■ **Given request**
From the listing below, pull out every line where the string "name" appears.

■ **Material supplied**

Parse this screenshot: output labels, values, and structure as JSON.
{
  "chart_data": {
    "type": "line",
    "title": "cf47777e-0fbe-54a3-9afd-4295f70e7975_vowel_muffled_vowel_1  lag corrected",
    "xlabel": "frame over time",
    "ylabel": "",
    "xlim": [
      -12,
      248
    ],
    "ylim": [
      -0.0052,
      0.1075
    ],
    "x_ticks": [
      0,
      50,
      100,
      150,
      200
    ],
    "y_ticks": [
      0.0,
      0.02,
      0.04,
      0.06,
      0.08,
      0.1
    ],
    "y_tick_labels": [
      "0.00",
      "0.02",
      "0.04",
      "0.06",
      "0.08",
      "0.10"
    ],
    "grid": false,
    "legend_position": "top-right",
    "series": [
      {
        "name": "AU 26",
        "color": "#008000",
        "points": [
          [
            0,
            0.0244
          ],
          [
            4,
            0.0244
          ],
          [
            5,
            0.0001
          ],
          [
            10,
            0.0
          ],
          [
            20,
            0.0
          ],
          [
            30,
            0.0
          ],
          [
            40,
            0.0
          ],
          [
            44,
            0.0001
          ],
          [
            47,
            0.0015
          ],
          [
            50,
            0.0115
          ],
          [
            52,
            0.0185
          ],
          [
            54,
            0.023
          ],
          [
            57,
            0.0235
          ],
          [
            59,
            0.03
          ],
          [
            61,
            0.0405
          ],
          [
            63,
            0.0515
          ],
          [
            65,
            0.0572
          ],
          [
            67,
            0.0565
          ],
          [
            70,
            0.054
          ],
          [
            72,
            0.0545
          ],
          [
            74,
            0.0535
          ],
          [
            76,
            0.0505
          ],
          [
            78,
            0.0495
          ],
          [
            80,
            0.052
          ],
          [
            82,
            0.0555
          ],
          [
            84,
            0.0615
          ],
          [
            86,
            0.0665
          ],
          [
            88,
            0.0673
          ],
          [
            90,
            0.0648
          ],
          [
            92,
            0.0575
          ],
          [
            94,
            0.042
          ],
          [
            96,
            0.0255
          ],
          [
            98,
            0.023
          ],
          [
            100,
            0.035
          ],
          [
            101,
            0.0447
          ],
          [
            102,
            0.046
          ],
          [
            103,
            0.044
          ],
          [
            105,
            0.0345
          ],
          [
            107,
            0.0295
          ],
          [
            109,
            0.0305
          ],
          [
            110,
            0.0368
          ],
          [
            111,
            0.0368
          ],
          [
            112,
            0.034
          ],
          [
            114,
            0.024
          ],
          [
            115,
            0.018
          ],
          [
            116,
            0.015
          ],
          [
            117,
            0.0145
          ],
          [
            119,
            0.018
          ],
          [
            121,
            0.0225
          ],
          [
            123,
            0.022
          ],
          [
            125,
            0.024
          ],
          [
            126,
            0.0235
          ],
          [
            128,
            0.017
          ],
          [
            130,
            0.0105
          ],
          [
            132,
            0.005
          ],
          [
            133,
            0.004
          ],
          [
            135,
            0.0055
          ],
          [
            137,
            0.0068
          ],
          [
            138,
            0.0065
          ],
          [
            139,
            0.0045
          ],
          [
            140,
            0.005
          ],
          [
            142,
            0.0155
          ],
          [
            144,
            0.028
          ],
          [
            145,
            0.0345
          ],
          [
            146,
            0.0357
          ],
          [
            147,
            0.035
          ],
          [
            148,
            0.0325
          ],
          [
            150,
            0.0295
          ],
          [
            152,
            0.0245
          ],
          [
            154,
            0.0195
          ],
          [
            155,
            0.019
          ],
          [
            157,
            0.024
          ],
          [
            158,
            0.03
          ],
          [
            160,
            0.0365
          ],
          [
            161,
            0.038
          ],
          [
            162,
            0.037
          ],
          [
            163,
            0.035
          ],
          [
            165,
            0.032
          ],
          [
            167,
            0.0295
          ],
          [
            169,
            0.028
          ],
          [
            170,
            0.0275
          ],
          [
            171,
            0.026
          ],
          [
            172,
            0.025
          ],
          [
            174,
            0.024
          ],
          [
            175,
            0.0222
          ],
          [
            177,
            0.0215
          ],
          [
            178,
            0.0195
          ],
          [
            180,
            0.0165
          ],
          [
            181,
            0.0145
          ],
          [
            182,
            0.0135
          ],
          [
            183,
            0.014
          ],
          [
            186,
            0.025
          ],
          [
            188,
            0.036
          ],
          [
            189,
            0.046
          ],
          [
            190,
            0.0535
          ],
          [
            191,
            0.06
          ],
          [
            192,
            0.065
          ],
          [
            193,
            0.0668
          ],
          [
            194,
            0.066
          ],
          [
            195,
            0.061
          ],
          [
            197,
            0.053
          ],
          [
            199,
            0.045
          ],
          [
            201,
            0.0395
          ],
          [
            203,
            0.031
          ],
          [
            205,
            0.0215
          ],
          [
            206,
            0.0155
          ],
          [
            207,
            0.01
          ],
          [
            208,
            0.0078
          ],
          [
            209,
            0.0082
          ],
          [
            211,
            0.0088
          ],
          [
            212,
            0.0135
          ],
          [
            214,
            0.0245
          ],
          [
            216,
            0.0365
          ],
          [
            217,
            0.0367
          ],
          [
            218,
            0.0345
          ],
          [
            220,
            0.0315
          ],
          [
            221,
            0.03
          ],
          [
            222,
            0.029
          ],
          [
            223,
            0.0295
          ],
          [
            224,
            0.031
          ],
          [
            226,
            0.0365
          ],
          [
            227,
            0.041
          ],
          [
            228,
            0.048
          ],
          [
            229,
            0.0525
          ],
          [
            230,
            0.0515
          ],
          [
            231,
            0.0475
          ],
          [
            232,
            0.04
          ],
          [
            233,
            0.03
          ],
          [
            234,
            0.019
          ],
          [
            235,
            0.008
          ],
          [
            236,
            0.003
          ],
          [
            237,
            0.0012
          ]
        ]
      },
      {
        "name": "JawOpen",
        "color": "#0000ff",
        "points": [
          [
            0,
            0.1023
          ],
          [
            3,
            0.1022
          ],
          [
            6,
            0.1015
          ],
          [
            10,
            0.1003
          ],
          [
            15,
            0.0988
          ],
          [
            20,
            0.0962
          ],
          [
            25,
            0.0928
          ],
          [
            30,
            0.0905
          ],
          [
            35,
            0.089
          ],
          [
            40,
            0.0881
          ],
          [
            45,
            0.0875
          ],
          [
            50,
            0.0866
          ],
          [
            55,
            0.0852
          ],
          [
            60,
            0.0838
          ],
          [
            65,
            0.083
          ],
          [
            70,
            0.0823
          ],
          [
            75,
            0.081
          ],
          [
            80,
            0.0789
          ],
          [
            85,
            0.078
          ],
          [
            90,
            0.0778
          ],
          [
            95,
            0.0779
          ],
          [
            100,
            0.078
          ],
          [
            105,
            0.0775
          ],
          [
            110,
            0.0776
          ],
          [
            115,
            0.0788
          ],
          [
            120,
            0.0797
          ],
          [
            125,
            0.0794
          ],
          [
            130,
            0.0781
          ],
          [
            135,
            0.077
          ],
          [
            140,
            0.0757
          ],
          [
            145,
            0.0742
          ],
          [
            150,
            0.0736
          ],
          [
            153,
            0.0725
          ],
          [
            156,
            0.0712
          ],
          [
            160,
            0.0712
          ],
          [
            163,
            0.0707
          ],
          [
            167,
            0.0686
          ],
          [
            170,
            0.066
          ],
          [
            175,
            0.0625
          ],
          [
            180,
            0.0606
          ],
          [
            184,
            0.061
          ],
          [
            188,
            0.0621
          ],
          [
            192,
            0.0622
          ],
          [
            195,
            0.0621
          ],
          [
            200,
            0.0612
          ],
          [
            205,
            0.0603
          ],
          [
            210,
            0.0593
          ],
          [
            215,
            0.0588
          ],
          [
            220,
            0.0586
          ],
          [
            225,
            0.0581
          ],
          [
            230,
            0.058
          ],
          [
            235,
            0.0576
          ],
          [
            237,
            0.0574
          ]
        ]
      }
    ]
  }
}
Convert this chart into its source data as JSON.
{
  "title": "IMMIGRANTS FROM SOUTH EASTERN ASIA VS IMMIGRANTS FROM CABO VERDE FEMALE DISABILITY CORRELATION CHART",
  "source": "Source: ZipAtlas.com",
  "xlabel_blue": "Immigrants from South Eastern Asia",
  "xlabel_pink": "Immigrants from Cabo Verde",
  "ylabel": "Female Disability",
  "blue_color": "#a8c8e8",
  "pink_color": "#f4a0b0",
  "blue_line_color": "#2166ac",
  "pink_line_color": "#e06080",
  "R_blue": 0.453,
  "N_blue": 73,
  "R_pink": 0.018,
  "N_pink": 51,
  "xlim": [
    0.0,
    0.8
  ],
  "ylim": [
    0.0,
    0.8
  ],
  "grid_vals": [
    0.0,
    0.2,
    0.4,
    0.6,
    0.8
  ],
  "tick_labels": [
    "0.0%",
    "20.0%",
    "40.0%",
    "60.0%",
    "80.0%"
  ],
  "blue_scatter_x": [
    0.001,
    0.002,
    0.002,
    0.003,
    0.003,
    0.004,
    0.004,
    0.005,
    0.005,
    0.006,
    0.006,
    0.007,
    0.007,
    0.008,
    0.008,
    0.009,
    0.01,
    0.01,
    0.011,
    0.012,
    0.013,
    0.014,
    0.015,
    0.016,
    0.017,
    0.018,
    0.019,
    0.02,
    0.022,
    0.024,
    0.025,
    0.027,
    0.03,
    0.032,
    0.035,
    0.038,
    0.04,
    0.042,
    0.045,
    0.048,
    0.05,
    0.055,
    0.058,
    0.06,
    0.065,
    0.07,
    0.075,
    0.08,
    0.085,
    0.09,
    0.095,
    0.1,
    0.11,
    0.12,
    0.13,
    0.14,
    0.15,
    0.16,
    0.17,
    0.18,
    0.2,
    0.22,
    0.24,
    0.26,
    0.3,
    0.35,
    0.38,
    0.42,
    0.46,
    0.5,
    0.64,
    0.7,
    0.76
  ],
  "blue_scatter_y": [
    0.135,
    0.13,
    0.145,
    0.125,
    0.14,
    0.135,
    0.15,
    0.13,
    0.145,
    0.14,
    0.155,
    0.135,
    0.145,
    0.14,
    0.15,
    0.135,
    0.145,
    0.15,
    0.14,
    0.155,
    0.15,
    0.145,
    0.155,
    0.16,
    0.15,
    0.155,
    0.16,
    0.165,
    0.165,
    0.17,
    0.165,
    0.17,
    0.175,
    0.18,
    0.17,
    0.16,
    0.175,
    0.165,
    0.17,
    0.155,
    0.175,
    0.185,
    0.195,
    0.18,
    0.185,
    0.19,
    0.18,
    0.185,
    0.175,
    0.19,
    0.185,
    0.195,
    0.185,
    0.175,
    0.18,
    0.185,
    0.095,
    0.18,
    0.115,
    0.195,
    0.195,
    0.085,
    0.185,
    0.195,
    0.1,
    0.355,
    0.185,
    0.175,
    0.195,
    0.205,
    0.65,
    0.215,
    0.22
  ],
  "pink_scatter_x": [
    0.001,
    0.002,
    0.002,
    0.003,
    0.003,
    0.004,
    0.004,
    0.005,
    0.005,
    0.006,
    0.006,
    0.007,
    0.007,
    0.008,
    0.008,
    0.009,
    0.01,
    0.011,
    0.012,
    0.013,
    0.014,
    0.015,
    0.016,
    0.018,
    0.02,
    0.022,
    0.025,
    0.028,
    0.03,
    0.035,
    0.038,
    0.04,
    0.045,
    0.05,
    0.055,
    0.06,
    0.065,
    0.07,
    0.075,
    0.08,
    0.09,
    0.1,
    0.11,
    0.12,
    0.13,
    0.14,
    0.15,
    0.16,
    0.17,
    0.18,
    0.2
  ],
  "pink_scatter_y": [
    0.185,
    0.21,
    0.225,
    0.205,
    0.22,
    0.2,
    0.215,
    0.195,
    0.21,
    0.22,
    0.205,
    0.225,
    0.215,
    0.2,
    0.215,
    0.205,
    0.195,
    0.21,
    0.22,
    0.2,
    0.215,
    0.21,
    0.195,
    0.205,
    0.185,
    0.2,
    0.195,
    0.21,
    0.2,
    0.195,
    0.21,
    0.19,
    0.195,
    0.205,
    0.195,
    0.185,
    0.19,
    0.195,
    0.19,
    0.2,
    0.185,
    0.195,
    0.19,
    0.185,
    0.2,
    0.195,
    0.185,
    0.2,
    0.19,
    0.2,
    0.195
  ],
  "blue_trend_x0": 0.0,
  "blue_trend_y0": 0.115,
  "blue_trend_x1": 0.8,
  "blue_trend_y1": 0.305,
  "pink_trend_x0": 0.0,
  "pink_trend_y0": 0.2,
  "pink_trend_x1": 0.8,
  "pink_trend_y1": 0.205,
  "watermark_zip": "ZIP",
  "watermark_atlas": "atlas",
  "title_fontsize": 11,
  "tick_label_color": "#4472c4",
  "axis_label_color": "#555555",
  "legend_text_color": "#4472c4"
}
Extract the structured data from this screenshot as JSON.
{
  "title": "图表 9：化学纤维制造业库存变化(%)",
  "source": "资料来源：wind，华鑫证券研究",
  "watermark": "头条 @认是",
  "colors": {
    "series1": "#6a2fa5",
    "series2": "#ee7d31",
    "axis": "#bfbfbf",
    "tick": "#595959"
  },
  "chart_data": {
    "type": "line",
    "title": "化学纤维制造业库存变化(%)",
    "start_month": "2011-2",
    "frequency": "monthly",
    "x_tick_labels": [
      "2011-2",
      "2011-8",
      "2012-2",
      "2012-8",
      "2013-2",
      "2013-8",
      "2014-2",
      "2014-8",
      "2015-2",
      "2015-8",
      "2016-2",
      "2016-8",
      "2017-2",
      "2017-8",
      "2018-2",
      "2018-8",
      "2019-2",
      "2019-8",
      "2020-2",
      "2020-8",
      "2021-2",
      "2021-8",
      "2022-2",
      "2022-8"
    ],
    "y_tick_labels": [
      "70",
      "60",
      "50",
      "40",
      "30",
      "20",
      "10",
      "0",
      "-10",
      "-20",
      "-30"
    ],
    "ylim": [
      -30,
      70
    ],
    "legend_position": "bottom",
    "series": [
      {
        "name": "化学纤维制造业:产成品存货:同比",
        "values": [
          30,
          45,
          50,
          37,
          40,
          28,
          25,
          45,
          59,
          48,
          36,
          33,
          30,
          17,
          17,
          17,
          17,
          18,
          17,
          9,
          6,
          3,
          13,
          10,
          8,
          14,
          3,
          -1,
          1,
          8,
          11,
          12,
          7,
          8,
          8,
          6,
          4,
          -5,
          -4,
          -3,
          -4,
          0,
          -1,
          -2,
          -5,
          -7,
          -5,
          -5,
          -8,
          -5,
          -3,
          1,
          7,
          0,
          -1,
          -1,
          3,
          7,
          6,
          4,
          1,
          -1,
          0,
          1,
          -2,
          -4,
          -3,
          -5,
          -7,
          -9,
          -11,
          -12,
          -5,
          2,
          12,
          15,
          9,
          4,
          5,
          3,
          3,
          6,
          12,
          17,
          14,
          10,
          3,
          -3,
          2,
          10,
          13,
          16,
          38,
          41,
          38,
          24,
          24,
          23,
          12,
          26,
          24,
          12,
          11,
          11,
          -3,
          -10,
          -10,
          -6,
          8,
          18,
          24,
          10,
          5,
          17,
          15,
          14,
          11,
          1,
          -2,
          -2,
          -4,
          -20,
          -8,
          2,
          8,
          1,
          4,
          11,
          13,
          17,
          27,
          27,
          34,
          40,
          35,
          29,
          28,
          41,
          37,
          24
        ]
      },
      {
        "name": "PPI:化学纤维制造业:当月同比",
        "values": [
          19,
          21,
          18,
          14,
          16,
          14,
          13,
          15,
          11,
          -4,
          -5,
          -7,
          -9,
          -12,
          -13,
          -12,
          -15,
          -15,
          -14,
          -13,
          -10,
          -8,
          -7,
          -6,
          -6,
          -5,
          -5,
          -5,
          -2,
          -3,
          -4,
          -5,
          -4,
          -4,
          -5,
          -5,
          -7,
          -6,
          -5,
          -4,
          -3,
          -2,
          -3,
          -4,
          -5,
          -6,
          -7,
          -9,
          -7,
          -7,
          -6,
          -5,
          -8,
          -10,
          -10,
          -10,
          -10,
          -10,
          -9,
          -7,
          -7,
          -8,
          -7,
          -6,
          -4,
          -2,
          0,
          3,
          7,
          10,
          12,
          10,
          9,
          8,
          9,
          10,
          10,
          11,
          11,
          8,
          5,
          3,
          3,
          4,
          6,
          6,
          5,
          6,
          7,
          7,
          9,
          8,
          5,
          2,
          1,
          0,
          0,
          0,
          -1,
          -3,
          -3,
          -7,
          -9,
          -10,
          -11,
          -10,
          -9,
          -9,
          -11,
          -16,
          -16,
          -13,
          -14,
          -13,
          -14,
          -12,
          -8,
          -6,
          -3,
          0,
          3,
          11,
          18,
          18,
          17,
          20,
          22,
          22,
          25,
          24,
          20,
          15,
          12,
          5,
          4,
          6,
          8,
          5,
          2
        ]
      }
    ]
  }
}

■ **Completed task**
        "name": "AU 26",
        "name": "JawOpen",
        "name": "化学纤维制造业:产成品存货:同比",
        "name": "PPI:化学纤维制造业:当月同比",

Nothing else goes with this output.